[Collected data]
+ + + + +

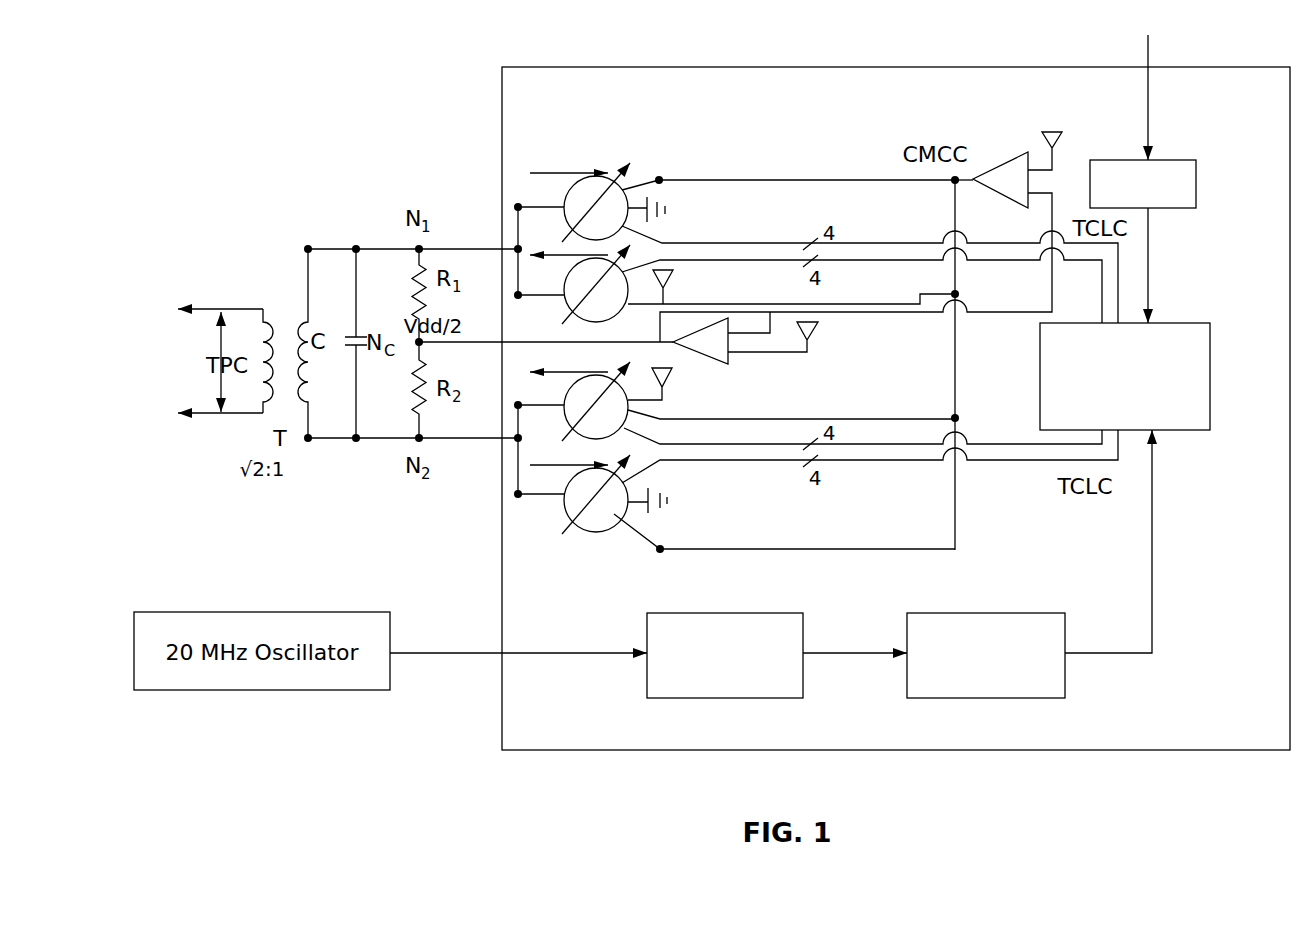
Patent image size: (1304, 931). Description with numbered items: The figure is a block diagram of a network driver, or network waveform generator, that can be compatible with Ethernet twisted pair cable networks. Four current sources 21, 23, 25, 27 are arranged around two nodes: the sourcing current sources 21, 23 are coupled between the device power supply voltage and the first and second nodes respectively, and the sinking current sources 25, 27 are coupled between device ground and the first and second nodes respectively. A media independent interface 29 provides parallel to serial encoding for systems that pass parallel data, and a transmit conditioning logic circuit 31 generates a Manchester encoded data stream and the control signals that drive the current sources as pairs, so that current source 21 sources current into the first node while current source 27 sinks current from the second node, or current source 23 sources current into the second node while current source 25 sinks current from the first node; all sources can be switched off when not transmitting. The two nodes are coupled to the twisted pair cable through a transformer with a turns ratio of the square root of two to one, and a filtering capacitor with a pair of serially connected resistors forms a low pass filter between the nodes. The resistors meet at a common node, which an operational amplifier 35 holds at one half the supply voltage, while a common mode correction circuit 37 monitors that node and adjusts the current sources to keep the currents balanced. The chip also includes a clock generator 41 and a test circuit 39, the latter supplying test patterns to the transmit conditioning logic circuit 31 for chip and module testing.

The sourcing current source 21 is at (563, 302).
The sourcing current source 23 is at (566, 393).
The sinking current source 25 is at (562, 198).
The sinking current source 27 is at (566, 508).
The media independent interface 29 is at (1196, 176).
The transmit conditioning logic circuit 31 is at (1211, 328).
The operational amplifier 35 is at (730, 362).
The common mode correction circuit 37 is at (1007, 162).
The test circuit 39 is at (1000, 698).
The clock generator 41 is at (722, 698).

+ + + + +

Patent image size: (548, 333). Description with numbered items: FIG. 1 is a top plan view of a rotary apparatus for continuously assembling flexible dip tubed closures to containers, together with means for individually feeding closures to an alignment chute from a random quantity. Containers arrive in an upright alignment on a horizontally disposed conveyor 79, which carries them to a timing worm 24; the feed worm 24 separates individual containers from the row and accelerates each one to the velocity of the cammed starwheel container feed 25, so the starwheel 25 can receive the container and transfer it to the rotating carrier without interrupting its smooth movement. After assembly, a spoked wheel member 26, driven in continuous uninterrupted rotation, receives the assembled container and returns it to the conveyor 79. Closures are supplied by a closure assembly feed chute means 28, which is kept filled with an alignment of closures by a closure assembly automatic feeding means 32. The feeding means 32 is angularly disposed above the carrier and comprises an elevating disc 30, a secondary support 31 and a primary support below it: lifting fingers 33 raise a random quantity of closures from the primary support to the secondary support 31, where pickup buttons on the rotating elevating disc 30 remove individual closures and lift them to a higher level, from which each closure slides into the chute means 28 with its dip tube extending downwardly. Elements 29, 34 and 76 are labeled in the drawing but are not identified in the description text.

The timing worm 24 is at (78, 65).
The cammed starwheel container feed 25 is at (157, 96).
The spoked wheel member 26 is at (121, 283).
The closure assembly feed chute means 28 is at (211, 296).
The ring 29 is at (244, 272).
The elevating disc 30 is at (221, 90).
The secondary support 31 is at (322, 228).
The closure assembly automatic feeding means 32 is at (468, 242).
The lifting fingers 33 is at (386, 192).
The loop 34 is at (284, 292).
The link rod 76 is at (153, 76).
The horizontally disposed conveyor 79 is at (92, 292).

+ + + + +

• [Instructions to follow]:
Reproduce only the lines from the line with "Patent image size: (548, 333)." to the line with "The horizontally disposed", renaming "rotary apparatus" to "rotating apparatus" and changing nothing else.

• [Answer to this problem]:
Patent image size: (548, 333). Description with numbered items: FIG. 1 is a top plan view of a rotating apparatus for continuously assembling flexible dip tubed closures to containers, together with means for individually feeding closures to an alignment chute from a random quantity. Containers arrive in an upright alignment on a horizontally disposed conveyor 79, which carries them to a timing worm 24; the feed worm 24 separates individual containers from the row and accelerates each one to the velocity of the cammed starwheel container feed 25, so the starwheel 25 can receive the container and transfer it to the rotating carrier without interrupting its smooth movement. After assembly, a spoked wheel member 26, driven in continuous uninterrupted rotation, receives the assembled container and returns it to the conveyor 79. Closures are supplied by a closure assembly feed chute means 28, which is kept filled with an alignment of closures by a closure assembly automatic feeding means 32. The feeding means 32 is angularly disposed above the carrier and comprises an elevating disc 30, a secondary support 31 and a primary support below it: lifting fingers 33 raise a random quantity of closures from the primary support to the secondary support 31, where pickup buttons on the rotating elevating disc 30 remove individual closures and lift them to a higher level, from which each closure slides into the chute means 28 with its dip tube extending downwardly. Elements 29, 34 and 76 are labeled in the drawing but are not identified in the description text.

The timing worm 24 is at (78, 65).
The cammed starwheel container feed 25 is at (157, 96).
The spoked wheel member 26 is at (121, 283).
The closure assembly feed chute means 28 is at (211, 296).
The ring 29 is at (244, 272).
The elevating disc 30 is at (221, 90).
The secondary support 31 is at (322, 228).
The closure assembly automatic feeding means 32 is at (468, 242).
The lifting fingers 33 is at (386, 192).
The loop 34 is at (284, 292).
The link rod 76 is at (153, 76).
The horizontally disposed conveyor 79 is at (92, 292).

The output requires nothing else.